# Raw data start

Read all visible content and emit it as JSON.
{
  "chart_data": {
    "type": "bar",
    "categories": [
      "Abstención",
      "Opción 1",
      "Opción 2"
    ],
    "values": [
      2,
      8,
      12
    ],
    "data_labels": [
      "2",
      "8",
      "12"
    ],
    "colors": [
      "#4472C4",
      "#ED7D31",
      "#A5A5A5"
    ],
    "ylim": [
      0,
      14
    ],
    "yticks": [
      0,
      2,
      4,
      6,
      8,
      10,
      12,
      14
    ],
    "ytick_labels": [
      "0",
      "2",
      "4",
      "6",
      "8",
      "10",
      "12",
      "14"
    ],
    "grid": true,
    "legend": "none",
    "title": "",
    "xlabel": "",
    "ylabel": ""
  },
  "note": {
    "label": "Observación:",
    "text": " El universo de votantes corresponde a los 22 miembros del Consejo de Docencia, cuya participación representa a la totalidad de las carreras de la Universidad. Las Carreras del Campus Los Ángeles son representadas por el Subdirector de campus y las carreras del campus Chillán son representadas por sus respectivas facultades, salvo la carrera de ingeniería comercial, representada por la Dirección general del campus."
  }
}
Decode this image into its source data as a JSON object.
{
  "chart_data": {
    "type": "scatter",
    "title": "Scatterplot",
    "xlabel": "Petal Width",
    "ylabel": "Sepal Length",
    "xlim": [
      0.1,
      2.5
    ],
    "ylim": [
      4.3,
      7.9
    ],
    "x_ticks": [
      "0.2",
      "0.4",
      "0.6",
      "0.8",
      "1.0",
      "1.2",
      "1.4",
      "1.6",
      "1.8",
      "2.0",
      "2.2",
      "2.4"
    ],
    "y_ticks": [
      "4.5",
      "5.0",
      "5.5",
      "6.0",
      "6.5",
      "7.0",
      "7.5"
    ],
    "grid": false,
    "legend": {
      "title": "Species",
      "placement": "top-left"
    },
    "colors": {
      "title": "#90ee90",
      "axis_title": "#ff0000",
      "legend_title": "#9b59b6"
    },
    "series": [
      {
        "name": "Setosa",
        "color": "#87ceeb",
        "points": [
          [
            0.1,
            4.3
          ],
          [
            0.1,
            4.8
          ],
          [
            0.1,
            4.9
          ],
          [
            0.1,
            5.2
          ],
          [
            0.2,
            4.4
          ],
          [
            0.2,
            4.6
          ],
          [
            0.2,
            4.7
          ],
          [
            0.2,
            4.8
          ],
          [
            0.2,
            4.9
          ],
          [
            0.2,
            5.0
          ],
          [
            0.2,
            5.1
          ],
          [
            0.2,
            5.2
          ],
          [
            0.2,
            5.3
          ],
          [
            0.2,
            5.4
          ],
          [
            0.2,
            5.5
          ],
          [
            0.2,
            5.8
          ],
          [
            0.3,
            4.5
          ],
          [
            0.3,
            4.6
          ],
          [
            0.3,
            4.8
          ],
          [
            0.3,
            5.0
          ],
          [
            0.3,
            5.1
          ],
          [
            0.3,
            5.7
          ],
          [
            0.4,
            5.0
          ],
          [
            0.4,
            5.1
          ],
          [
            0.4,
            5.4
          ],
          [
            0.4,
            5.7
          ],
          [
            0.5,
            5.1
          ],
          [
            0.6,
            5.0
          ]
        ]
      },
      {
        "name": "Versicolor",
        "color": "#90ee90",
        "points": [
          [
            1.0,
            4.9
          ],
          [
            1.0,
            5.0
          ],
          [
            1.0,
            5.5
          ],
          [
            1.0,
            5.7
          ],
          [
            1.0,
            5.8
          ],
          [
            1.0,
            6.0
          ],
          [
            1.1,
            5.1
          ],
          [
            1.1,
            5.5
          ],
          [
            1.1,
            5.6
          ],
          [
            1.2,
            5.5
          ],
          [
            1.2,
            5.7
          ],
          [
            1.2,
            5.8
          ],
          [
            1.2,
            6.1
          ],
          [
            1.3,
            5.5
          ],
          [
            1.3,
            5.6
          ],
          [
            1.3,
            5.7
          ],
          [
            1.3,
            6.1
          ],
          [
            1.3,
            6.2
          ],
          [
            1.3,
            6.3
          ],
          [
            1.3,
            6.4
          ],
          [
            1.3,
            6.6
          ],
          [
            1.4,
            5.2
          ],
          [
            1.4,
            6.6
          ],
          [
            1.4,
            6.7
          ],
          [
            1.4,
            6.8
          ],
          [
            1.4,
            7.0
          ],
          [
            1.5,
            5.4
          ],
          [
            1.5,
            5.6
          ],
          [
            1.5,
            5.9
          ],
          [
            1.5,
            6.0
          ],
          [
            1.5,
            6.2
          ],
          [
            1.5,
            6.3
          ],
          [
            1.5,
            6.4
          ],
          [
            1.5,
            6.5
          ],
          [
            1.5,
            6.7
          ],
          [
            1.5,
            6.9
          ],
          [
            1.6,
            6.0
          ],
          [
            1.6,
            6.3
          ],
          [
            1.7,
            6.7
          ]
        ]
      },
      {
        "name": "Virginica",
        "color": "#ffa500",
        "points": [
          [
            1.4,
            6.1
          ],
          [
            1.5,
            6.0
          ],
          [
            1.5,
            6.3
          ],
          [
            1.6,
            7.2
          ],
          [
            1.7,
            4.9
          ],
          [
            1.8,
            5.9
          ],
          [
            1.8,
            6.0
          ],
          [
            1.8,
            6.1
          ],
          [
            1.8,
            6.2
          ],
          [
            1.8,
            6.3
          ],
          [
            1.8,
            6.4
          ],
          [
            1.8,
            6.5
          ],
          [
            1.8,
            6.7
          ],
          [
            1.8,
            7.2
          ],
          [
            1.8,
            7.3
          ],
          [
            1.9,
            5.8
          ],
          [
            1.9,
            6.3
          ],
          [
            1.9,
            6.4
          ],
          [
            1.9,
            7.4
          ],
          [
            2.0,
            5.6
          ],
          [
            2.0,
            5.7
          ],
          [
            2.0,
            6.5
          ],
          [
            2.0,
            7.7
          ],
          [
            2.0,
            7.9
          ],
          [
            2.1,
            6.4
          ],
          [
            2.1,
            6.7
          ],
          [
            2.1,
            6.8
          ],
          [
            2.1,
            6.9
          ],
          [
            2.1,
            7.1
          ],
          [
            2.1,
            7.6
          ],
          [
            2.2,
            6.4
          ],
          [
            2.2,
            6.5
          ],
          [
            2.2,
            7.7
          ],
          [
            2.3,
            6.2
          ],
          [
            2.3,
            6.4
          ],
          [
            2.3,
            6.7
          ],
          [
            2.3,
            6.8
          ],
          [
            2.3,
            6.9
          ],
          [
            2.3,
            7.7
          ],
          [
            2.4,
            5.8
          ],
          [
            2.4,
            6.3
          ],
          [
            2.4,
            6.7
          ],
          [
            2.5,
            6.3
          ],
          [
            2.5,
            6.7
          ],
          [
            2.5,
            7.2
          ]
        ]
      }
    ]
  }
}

# Raw data end

▸ Exercise directions: Write the entries again, exactly as they stand.

▸ Solution to the exercise:
Read all visible content and emit it as JSON.
{
  "chart_data": {
    "type": "bar",
    "categories": [
      "Abstención",
      "Opción 1",
      "Opción 2"
    ],
    "values": [
      2,
      8,
      12
    ],
    "data_labels": [
      "2",
      "8",
      "12"
    ],
    "colors": [
      "#4472C4",
      "#ED7D31",
      "#A5A5A5"
    ],
    "ylim": [
      0,
      14
    ],
    "yticks": [
      0,
      2,
      4,
      6,
      8,
      10,
      12,
      14
    ],
    "ytick_labels": [
      "0",
      "2",
      "4",
      "6",
      "8",
      "10",
      "12",
      "14"
    ],
    "grid": true,
    "legend": "none",
    "title": "",
    "xlabel": "",
    "ylabel": ""
  },
  "note": {
    "label": "Observación:",
    "text": " El universo de votantes corresponde a los 22 miembros del Consejo de Docencia, cuya participación representa a la totalidad de las carreras de la Universidad. Las Carreras del Campus Los Ángeles son representadas por el Subdirector de campus y las carreras del campus Chillán son representadas por sus respectivas facultades, salvo la carrera de ingeniería comercial, representada por la Dirección general del campus."
  }
}
Decode this image into its source data as a JSON object.
{
  "chart_data": {
    "type": "scatter",
    "title": "Scatterplot",
    "xlabel": "Petal Width",
    "ylabel": "Sepal Length",
    "xlim": [
      0.1,
      2.5
    ],
    "ylim": [
      4.3,
      7.9
    ],
    "x_ticks": [
      "0.2",
      "0.4",
      "0.6",
      "0.8",
      "1.0",
      "1.2",
      "1.4",
      "1.6",
      "1.8",
      "2.0",
      "2.2",
      "2.4"
    ],
    "y_ticks": [
      "4.5",
      "5.0",
      "5.5",
      "6.0",
      "6.5",
      "7.0",
      "7.5"
    ],
    "grid": false,
    "legend": {
      "title": "Species",
      "placement": "top-left"
    },
    "colors": {
      "title": "#90ee90",
      "axis_title": "#ff0000",
      "legend_title": "#9b59b6"
    },
    "series": [
      {
        "name": "Setosa",
        "color": "#87ceeb",
        "points": [
          [
            0.1,
            4.3
          ],
          [
            0.1,
            4.8
          ],
          [
            0.1,
            4.9
          ],
          [
            0.1,
            5.2
          ],
          [
            0.2,
            4.4
          ],
          [
            0.2,
            4.6
          ],
          [
            0.2,
            4.7
          ],
          [
            0.2,
            4.8
          ],
          [
            0.2,
            4.9
          ],
          [
            0.2,
            5.0
          ],
          [
            0.2,
            5.1
          ],
          [
            0.2,
            5.2
          ],
          [
            0.2,
            5.3
          ],
          [
            0.2,
            5.4
          ],
          [
            0.2,
            5.5
          ],
          [
            0.2,
            5.8
          ],
          [
            0.3,
            4.5
          ],
          [
            0.3,
            4.6
          ],
          [
            0.3,
            4.8
          ],
          [
            0.3,
            5.0
          ],
          [
            0.3,
            5.1
          ],
          [
            0.3,
            5.7
          ],
          [
            0.4,
            5.0
          ],
          [
            0.4,
            5.1
          ],
          [
            0.4,
            5.4
          ],
          [
            0.4,
            5.7
          ],
          [
            0.5,
            5.1
          ],
          [
            0.6,
            5.0
          ]
        ]
      },
      {
        "name": "Versicolor",
        "color": "#90ee90",
        "points": [
          [
            1.0,
            4.9
          ],
          [
            1.0,
            5.0
          ],
          [
            1.0,
            5.5
          ],
          [
            1.0,
            5.7
          ],
          [
            1.0,
            5.8
          ],
          [
            1.0,
            6.0
          ],
          [
            1.1,
            5.1
          ],
          [
            1.1,
            5.5
          ],
          [
            1.1,
            5.6
          ],
          [
            1.2,
            5.5
          ],
          [
            1.2,
            5.7
          ],
          [
            1.2,
            5.8
          ],
          [
            1.2,
            6.1
          ],
          [
            1.3,
            5.5
          ],
          [
            1.3,
            5.6
          ],
          [
            1.3,
            5.7
          ],
          [
            1.3,
            6.1
          ],
          [
            1.3,
            6.2
          ],
          [
            1.3,
            6.3
          ],
          [
            1.3,
            6.4
          ],
          [
            1.3,
            6.6
          ],
          [
            1.4,
            5.2
          ],
          [
            1.4,
            6.6
          ],
          [
            1.4,
            6.7
          ],
          [
            1.4,
            6.8
          ],
          [
            1.4,
            7.0
          ],
          [
            1.5,
            5.4
          ],
          [
            1.5,
            5.6
          ],
          [
            1.5,
            5.9
          ],
          [
            1.5,
            6.0
          ],
          [
            1.5,
            6.2
          ],
          [
            1.5,
            6.3
          ],
          [
            1.5,
            6.4
          ],
          [
            1.5,
            6.5
          ],
          [
            1.5,
            6.7
          ],
          [
            1.5,
            6.9
          ],
          [
            1.6,
            6.0
          ],
          [
            1.6,
            6.3
          ],
          [
            1.7,
            6.7
          ]
        ]
      },
      {
        "name": "Virginica",
        "color": "#ffa500",
        "points": [
          [
            1.4,
            6.1
          ],
          [
            1.5,
            6.0
          ],
          [
            1.5,
            6.3
          ],
          [
            1.6,
            7.2
          ],
          [
            1.7,
            4.9
          ],
          [
            1.8,
            5.9
          ],
          [
            1.8,
            6.0
          ],
          [
            1.8,
            6.1
          ],
          [
            1.8,
            6.2
          ],
          [
            1.8,
            6.3
          ],
          [
            1.8,
            6.4
          ],
          [
            1.8,
            6.5
          ],
          [
            1.8,
            6.7
          ],
          [
            1.8,
            7.2
          ],
          [
            1.8,
            7.3
          ],
          [
            1.9,
            5.8
          ],
          [
            1.9,
            6.3
          ],
          [
            1.9,
            6.4
          ],
          [
            1.9,
            7.4
          ],
          [
            2.0,
            5.6
          ],
          [
            2.0,
            5.7
          ],
          [
            2.0,
            6.5
          ],
          [
            2.0,
            7.7
          ],
          [
            2.0,
            7.9
          ],
          [
            2.1,
            6.4
          ],
          [
            2.1,
            6.7
          ],
          [
            2.1,
            6.8
          ],
          [
            2.1,
            6.9
          ],
          [
            2.1,
            7.1
          ],
          [
            2.1,
            7.6
          ],
          [
            2.2,
            6.4
          ],
          [
            2.2,
            6.5
          ],
          [
            2.2,
            7.7
          ],
          [
            2.3,
            6.2
          ],
          [
            2.3,
            6.4
          ],
          [
            2.3,
            6.7
          ],
          [
            2.3,
            6.8
          ],
          [
            2.3,
            6.9
          ],
          [
            2.3,
            7.7
          ],
          [
            2.4,
            5.8
          ],
          [
            2.4,
            6.3
          ],
          [
            2.4,
            6.7
          ],
          [
            2.5,
            6.3
          ],
          [
            2.5,
            6.7
          ],
          [
            2.5,
            7.2
          ]
        ]
      }
    ]
  }
}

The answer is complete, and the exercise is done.